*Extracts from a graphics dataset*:
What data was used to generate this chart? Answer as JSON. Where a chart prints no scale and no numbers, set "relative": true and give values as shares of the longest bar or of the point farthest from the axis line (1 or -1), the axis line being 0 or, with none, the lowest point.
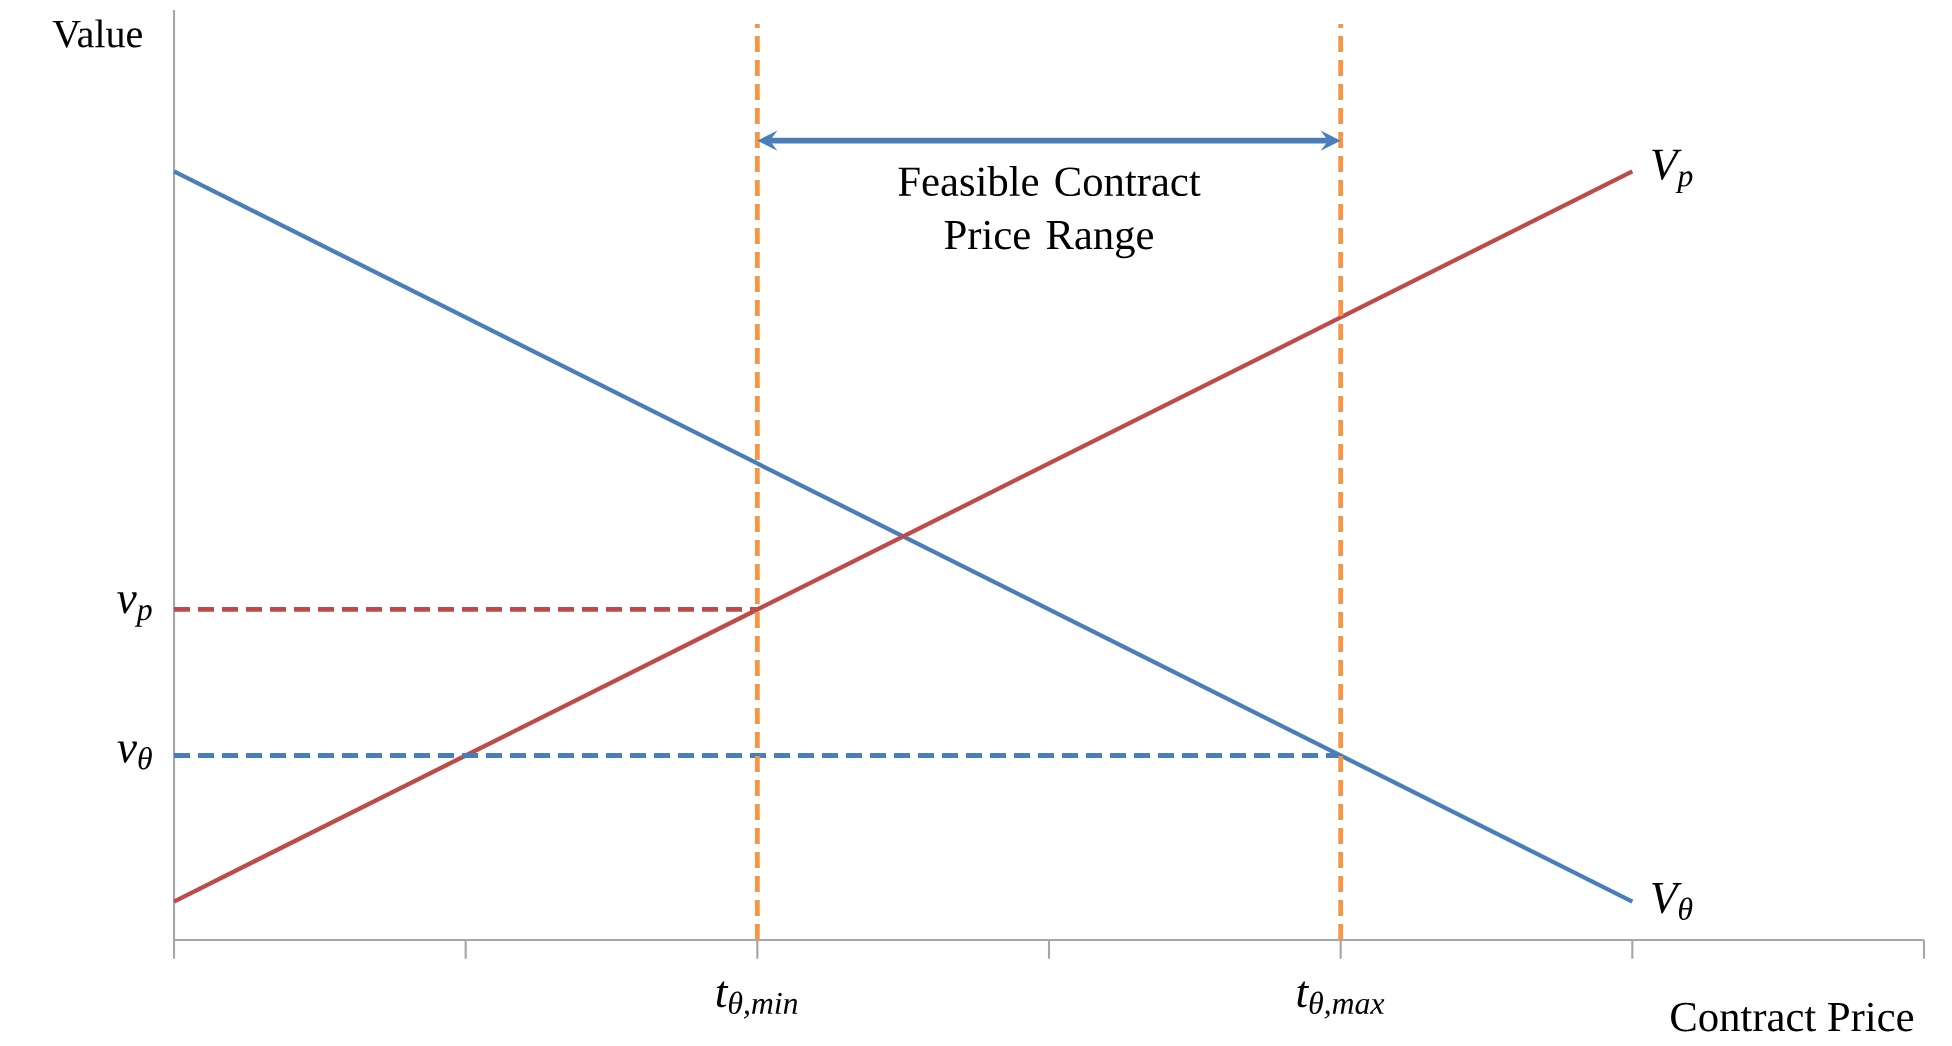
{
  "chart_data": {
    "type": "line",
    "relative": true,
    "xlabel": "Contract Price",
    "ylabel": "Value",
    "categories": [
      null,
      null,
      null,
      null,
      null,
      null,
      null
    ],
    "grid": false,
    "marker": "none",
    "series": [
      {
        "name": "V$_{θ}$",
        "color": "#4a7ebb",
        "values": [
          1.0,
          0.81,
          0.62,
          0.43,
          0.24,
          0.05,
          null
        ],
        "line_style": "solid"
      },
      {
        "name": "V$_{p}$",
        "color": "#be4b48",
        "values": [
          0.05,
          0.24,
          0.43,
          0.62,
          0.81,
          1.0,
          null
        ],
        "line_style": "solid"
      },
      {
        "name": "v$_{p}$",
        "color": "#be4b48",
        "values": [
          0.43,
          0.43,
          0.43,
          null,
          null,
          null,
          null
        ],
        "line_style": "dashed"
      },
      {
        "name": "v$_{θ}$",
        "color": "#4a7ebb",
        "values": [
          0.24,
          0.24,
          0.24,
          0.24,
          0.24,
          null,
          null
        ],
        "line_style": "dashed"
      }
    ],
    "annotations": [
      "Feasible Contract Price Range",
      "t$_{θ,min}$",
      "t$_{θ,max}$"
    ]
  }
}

*Given request*:
Reproduce the material above verbatim; omit every picture.

*Complete response*:
What data was used to generate this chart? Answer as JSON. Where a chart prints no scale and no numbers, set "relative": true and give values as shares of the longest bar or of the point farthest from the axis line (1 or -1), the axis line being 0 or, with none, the lowest point.
{
  "chart_data": {
    "type": "line",
    "relative": true,
    "xlabel": "Contract Price",
    "ylabel": "Value",
    "categories": [
      null,
      null,
      null,
      null,
      null,
      null,
      null
    ],
    "grid": false,
    "marker": "none",
    "series": [
      {
        "name": "V$_{θ}$",
        "color": "#4a7ebb",
        "values": [
          1.0,
          0.81,
          0.62,
          0.43,
          0.24,
          0.05,
          null
        ],
        "line_style": "solid"
      },
      {
        "name": "V$_{p}$",
        "color": "#be4b48",
        "values": [
          0.05,
          0.24,
          0.43,
          0.62,
          0.81,
          1.0,
          null
        ],
        "line_style": "solid"
      },
      {
        "name": "v$_{p}$",
        "color": "#be4b48",
        "values": [
          0.43,
          0.43,
          0.43,
          null,
          null,
          null,
          null
        ],
        "line_style": "dashed"
      },
      {
        "name": "v$_{θ}$",
        "color": "#4a7ebb",
        "values": [
          0.24,
          0.24,
          0.24,
          0.24,
          0.24,
          null,
          null
        ],
        "line_style": "dashed"
      }
    ],
    "annotations": [
      "Feasible Contract Price Range",
      "t$_{θ,min}$",
      "t$_{θ,max}$"
    ]
  }
}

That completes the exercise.